-- WRITTEN EXERCISE --
Using the listing below, report all lines holding the word "Hijau".

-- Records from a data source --
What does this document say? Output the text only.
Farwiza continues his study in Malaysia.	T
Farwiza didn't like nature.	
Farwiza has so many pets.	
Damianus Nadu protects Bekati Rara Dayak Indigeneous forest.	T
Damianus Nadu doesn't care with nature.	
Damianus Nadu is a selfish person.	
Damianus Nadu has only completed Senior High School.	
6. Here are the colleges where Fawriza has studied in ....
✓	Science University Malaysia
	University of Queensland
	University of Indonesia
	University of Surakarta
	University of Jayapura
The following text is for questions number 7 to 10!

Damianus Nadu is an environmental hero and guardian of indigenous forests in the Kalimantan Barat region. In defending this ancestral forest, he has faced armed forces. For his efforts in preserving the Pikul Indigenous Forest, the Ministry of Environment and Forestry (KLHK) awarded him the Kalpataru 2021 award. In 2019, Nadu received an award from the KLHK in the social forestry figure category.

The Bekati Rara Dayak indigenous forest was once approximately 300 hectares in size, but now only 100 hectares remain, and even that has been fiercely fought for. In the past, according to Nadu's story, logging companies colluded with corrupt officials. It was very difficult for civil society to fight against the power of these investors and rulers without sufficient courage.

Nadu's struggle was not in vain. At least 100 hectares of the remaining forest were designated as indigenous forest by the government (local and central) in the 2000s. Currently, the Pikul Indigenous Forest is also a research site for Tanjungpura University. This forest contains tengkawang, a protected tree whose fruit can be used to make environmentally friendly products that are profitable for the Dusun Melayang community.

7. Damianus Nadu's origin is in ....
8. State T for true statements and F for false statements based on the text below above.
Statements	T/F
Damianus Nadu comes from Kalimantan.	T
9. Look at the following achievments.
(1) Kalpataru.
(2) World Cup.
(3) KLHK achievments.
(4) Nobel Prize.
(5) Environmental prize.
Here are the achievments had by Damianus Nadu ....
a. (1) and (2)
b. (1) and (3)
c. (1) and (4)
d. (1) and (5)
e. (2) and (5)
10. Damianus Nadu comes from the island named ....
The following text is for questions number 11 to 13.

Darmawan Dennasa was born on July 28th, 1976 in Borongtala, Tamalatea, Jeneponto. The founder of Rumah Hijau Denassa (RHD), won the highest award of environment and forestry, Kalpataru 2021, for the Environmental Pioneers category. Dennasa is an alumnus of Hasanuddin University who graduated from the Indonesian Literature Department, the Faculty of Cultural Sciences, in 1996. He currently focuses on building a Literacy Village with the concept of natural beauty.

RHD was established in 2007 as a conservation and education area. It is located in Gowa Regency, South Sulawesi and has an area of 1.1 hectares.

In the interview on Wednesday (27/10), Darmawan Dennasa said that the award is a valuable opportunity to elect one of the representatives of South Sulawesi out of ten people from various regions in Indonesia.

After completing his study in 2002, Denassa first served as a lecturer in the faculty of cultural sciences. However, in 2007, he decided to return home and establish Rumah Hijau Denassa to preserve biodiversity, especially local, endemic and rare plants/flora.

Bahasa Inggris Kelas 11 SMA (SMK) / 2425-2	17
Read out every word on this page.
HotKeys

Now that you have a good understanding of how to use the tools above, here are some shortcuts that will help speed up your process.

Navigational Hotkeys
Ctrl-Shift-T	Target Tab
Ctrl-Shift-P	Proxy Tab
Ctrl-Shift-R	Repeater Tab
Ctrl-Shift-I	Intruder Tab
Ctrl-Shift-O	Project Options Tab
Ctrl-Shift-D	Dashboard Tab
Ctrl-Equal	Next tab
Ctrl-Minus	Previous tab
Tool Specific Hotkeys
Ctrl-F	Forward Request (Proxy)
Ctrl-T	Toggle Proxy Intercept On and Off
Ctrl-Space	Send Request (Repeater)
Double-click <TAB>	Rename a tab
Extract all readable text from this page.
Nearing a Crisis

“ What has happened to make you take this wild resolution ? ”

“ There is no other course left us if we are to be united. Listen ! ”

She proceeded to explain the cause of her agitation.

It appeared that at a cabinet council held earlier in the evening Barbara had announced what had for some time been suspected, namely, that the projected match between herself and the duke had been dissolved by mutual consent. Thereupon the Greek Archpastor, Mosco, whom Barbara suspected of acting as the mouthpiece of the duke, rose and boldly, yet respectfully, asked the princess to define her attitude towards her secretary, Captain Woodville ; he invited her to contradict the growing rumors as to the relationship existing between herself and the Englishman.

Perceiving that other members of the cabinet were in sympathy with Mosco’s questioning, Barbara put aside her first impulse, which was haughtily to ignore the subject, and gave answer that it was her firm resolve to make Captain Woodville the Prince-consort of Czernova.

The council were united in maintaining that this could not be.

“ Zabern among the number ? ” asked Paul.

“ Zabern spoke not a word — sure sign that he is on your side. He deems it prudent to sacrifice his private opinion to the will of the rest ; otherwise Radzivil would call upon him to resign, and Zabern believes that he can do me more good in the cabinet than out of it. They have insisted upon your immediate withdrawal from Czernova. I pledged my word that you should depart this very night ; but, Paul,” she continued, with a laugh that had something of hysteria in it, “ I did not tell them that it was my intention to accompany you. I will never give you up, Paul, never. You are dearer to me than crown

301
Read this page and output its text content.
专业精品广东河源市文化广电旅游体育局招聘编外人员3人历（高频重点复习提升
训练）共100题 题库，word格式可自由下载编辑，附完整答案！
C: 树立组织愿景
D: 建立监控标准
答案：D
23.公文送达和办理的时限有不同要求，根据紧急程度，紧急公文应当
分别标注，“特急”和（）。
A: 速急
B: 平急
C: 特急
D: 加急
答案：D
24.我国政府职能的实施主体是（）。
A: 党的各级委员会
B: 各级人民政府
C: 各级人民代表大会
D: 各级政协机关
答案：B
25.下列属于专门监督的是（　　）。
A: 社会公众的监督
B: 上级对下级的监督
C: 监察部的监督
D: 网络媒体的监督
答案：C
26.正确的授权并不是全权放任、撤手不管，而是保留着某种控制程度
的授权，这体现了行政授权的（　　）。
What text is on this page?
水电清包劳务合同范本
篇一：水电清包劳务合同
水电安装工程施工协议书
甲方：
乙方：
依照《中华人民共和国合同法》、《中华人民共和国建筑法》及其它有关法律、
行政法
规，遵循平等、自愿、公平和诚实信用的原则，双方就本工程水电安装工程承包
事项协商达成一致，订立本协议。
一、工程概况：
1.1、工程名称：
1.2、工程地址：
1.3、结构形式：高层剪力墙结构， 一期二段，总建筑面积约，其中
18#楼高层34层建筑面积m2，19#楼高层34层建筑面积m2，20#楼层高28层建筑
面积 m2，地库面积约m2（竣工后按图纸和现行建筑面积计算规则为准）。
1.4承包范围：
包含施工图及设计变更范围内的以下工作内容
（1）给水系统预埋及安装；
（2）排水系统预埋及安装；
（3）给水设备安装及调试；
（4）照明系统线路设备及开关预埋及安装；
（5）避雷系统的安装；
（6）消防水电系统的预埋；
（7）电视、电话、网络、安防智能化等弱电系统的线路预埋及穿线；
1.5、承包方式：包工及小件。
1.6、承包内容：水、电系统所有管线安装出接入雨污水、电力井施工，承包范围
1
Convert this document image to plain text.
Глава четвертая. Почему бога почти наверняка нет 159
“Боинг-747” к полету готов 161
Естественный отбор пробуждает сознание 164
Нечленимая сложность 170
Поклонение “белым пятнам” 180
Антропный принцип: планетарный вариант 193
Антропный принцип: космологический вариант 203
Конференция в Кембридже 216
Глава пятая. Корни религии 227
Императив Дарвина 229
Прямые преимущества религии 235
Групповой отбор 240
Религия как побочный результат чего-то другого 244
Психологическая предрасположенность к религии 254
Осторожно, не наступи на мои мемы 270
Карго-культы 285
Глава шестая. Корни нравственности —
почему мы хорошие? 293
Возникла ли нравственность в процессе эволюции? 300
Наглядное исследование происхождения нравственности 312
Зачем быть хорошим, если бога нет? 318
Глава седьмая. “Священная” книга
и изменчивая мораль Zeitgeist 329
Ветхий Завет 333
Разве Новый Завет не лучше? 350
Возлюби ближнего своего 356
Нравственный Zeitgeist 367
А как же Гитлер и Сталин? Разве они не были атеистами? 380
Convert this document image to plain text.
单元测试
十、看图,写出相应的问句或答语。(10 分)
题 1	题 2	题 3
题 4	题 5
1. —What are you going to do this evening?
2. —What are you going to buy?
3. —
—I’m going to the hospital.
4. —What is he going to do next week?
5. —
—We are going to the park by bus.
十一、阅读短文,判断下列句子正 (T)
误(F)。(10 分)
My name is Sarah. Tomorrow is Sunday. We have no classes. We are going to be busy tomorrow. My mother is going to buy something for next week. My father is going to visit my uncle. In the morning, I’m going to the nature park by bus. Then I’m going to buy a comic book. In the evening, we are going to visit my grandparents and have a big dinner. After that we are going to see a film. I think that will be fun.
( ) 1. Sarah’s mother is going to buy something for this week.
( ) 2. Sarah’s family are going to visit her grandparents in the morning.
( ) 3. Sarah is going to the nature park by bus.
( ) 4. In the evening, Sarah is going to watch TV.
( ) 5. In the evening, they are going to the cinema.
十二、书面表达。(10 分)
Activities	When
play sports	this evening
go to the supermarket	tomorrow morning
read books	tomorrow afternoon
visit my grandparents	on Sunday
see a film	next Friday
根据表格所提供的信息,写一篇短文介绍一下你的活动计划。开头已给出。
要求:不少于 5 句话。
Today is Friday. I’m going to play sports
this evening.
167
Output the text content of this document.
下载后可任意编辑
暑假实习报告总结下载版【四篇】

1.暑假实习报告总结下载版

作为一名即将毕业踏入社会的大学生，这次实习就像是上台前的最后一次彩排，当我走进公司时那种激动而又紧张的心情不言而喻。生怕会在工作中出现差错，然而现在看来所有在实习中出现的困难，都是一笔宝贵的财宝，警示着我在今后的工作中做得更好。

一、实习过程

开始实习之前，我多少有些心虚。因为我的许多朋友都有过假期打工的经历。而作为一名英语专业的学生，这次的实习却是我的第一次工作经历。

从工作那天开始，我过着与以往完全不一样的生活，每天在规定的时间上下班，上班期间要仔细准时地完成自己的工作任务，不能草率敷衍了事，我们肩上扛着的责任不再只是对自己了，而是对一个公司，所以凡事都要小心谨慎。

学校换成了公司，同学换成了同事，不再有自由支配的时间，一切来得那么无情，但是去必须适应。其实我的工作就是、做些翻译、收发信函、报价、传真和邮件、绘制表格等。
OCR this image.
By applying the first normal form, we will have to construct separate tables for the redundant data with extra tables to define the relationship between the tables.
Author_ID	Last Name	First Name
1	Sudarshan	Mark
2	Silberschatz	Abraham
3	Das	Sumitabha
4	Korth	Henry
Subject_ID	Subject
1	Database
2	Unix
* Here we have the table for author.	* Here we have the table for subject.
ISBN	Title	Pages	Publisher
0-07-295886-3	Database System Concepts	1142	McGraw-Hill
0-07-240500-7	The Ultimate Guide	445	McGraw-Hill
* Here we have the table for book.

-- EXERCISE RESULT --
Darmawan Dennasa was born on July 28th, 1976 in Borongtala, Tamalatea, Jeneponto. The founder of Rumah Hijau Denassa (RHD), won the highest award of environment and forestry, Kalpataru 2021, for the Environmental Pioneers category. Dennasa is an alumnus of Hasanuddin University who graduated from the Indonesian Literature Department, the Faculty of Cultural Sciences, in 1996. He currently focuses on building a Literacy Village with the concept of natural beauty.
After completing his study in 2002, Denassa first served as a lecturer in the faculty of cultural sciences. However, in 2007, he decided to return home and establish Rumah Hijau Denassa to preserve biodiversity, especially local, endemic and rare plants/flora.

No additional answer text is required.